WHAT IS ASKED :: Leave out every picture, then transcribe the rest of the listing exactly.

DATA RECORDS ::
__________________________________________________

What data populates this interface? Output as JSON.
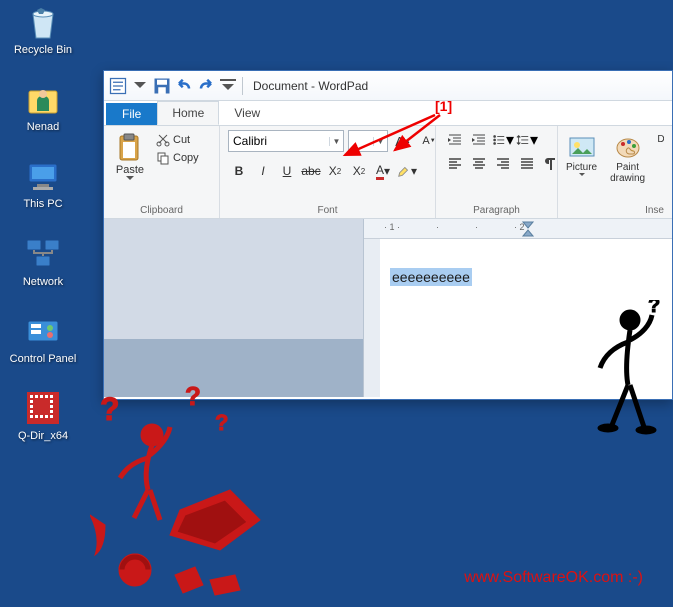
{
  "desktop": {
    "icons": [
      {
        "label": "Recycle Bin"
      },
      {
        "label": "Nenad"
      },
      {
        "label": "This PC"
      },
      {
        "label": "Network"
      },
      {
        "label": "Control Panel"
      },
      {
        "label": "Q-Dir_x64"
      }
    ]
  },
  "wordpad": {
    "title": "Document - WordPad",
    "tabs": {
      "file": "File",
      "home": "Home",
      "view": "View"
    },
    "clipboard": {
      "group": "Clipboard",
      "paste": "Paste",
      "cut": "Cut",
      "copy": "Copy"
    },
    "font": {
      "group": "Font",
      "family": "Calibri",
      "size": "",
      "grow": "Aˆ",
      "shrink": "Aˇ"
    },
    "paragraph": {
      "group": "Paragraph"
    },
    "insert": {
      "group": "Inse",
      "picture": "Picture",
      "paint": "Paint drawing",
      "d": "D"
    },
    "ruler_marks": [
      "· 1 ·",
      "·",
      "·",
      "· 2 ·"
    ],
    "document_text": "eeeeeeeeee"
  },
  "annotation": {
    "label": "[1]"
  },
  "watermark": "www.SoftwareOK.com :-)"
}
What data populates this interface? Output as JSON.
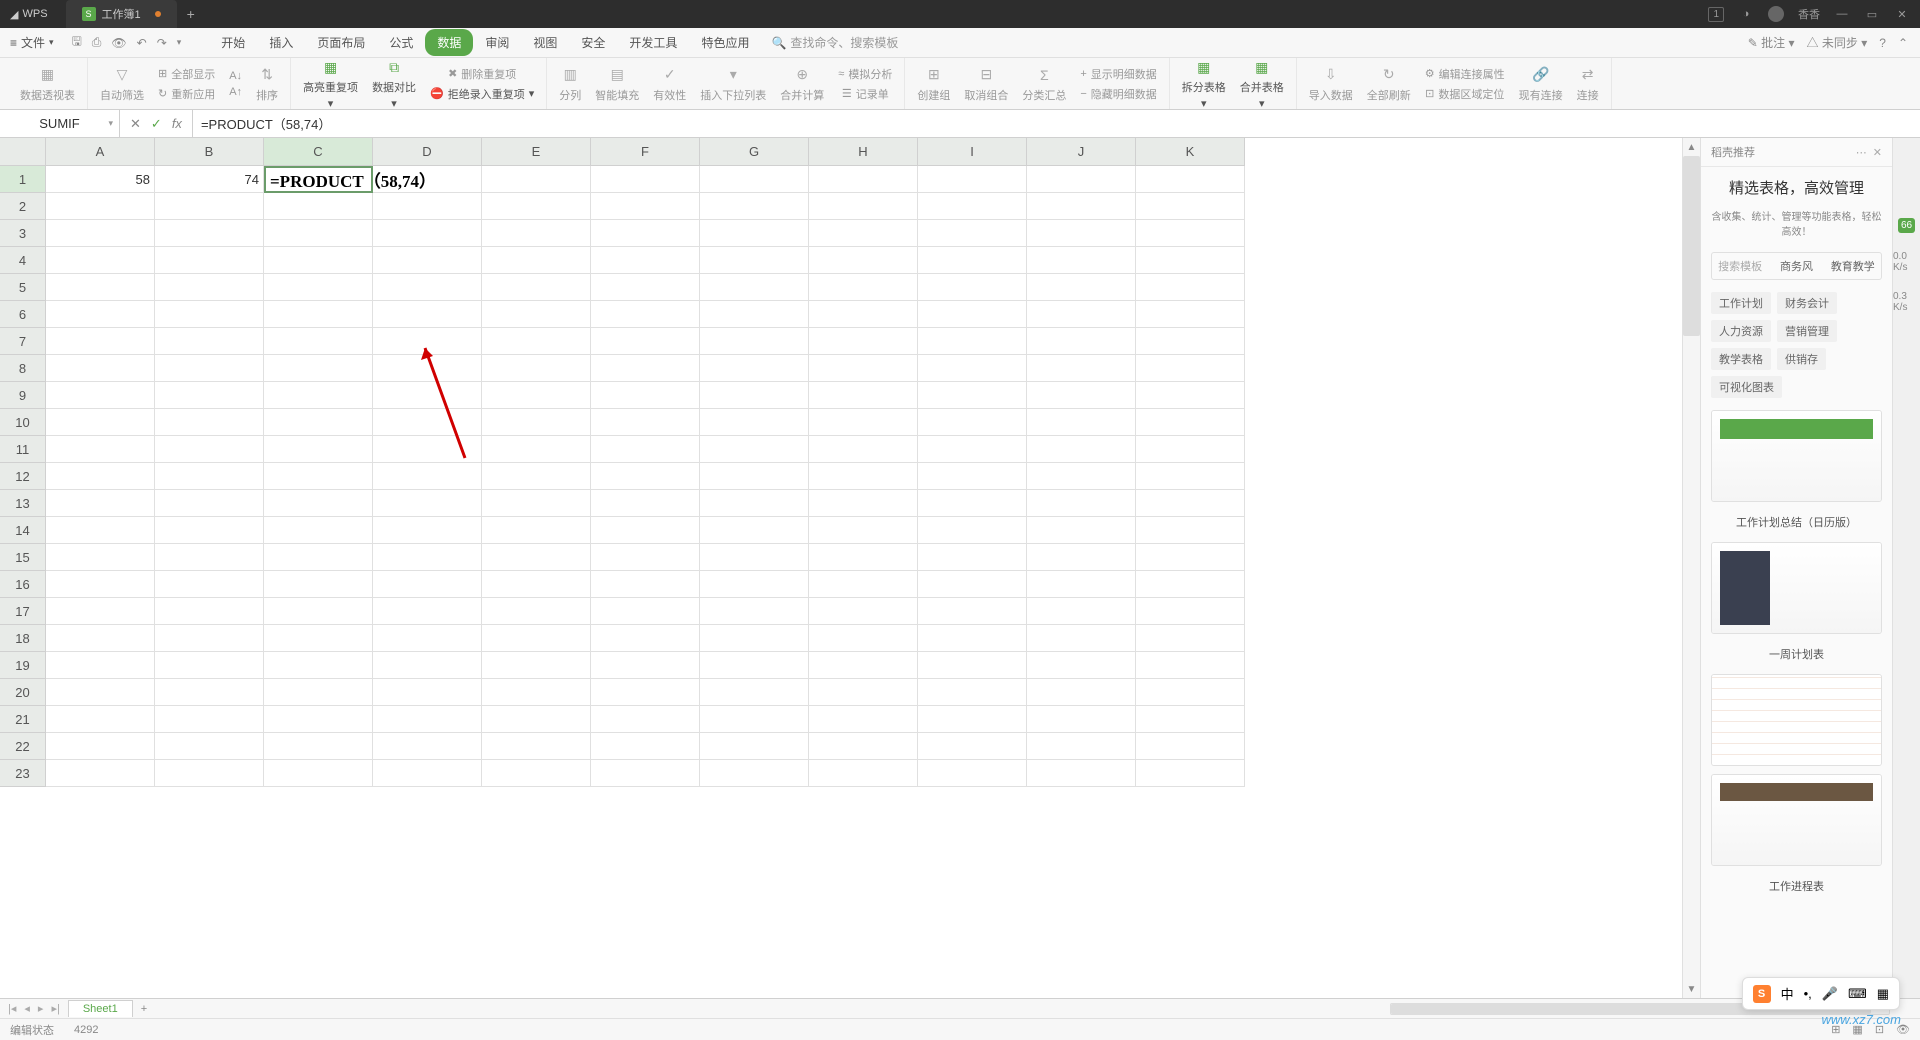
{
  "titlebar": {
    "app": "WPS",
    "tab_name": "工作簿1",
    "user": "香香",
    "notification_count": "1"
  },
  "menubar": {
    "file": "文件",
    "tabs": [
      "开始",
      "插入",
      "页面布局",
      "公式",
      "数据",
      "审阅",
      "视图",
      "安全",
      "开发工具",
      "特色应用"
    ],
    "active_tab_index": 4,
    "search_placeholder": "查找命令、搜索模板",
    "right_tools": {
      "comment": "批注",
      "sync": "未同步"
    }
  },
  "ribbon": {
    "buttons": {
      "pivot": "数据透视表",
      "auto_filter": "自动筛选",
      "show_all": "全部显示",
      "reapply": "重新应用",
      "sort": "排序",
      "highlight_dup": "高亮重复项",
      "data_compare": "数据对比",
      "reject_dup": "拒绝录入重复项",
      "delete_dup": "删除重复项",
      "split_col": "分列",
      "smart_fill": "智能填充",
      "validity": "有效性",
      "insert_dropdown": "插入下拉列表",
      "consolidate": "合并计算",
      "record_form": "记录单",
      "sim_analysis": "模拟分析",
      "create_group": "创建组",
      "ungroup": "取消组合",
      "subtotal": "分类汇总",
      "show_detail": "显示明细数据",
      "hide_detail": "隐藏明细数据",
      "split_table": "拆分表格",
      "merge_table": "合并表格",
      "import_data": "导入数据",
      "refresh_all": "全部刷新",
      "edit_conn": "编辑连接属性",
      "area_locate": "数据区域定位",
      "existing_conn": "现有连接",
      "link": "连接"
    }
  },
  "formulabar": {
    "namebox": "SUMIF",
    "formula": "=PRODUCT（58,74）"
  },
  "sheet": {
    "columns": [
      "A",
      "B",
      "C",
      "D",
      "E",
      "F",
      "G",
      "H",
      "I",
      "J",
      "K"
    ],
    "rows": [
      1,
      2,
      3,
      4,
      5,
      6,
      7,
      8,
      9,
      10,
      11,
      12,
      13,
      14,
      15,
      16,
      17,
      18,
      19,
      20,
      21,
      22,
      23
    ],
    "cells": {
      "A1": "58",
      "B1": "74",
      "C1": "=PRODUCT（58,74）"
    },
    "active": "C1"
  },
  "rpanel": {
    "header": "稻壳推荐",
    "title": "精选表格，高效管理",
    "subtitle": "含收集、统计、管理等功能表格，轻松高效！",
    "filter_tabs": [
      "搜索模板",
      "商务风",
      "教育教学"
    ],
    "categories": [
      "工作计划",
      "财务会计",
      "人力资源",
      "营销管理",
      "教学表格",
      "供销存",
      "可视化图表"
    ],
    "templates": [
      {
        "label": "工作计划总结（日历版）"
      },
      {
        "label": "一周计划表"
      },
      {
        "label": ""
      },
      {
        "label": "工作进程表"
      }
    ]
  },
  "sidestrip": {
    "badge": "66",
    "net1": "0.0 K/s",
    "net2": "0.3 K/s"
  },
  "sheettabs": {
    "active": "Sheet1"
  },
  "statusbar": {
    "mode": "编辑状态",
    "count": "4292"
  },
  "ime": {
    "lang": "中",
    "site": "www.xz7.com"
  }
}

__________________________________________________

RESULT ::
What data populates this interface? Output as JSON.
{
  "desktop": {
    "icons": [
      {
        "label": "Recycle Bin"
      },
      {
        "label": "Nenad"
      },
      {
        "label": "This PC"
      },
      {
        "label": "Network"
      },
      {
        "label": "Control Panel"
      },
      {
        "label": "Q-Dir_x64"
      }
    ]
  },
  "wordpad": {
    "title": "Document - WordPad",
    "tabs": {
      "file": "File",
      "home": "Home",
      "view": "View"
    },
    "clipboard": {
      "group": "Clipboard",
      "paste": "Paste",
      "cut": "Cut",
      "copy": "Copy"
    },
    "font": {
      "group": "Font",
      "family": "Calibri",
      "size": "",
      "grow": "Aˆ",
      "shrink": "Aˇ"
    },
    "paragraph": {
      "group": "Paragraph"
    },
    "insert": {
      "group": "Inse",
      "picture": "Picture",
      "paint": "Paint drawing",
      "d": "D"
    },
    "ruler_marks": [
      "· 1 ·",
      "·",
      "·",
      "· 2 ·"
    ],
    "document_text": "eeeeeeeeee"
  },
  "annotation": {
    "label": "[1]"
  },
  "watermark": "www.SoftwareOK.com :-)"
}
What data populates this interface? Output as JSON.
{
  "titlebar": {
    "app": "WPS",
    "tab_name": "工作簿1",
    "user": "香香",
    "notification_count": "1"
  },
  "menubar": {
    "file": "文件",
    "tabs": [
      "开始",
      "插入",
      "页面布局",
      "公式",
      "数据",
      "审阅",
      "视图",
      "安全",
      "开发工具",
      "特色应用"
    ],
    "active_tab_index": 4,
    "search_placeholder": "查找命令、搜索模板",
    "right_tools": {
      "comment": "批注",
      "sync": "未同步"
    }
  },
  "ribbon": {
    "buttons": {
      "pivot": "数据透视表",
      "auto_filter": "自动筛选",
      "show_all": "全部显示",
      "reapply": "重新应用",
      "sort": "排序",
      "highlight_dup": "高亮重复项",
      "data_compare": "数据对比",
      "reject_dup": "拒绝录入重复项",
      "delete_dup": "删除重复项",
      "split_col": "分列",
      "smart_fill": "智能填充",
      "validity": "有效性",
      "insert_dropdown": "插入下拉列表",
      "consolidate": "合并计算",
      "record_form": "记录单",
      "sim_analysis": "模拟分析",
      "create_group": "创建组",
      "ungroup": "取消组合",
      "subtotal": "分类汇总",
      "show_detail": "显示明细数据",
      "hide_detail": "隐藏明细数据",
      "split_table": "拆分表格",
      "merge_table": "合并表格",
      "import_data": "导入数据",
      "refresh_all": "全部刷新",
      "edit_conn": "编辑连接属性",
      "area_locate": "数据区域定位",
      "existing_conn": "现有连接",
      "link": "连接"
    }
  },
  "formulabar": {
    "namebox": "SUMIF",
    "formula": "=PRODUCT（58,74）"
  },
  "sheet": {
    "columns": [
      "A",
      "B",
      "C",
      "D",
      "E",
      "F",
      "G",
      "H",
      "I",
      "J",
      "K"
    ],
    "rows": [
      1,
      2,
      3,
      4,
      5,
      6,
      7,
      8,
      9,
      10,
      11,
      12,
      13,
      14,
      15,
      16,
      17,
      18,
      19,
      20,
      21,
      22,
      23
    ],
    "cells": {
      "A1": "58",
      "B1": "74",
      "C1": "=PRODUCT（58,74）"
    },
    "active": "C1"
  },
  "rpanel": {
    "header": "稻壳推荐",
    "title": "精选表格，高效管理",
    "subtitle": "含收集、统计、管理等功能表格，轻松高效！",
    "filter_tabs": [
      "搜索模板",
      "商务风",
      "教育教学"
    ],
    "categories": [
      "工作计划",
      "财务会计",
      "人力资源",
      "营销管理",
      "教学表格",
      "供销存",
      "可视化图表"
    ],
    "templates": [
      {
        "label": "工作计划总结（日历版）"
      },
      {
        "label": "一周计划表"
      },
      {
        "label": ""
      },
      {
        "label": "工作进程表"
      }
    ]
  },
  "sidestrip": {
    "badge": "66",
    "net1": "0.0 K/s",
    "net2": "0.3 K/s"
  },
  "sheettabs": {
    "active": "Sheet1"
  },
  "statusbar": {
    "mode": "编辑状态",
    "count": "4292"
  },
  "ime": {
    "lang": "中",
    "site": "www.xz7.com"
  }
}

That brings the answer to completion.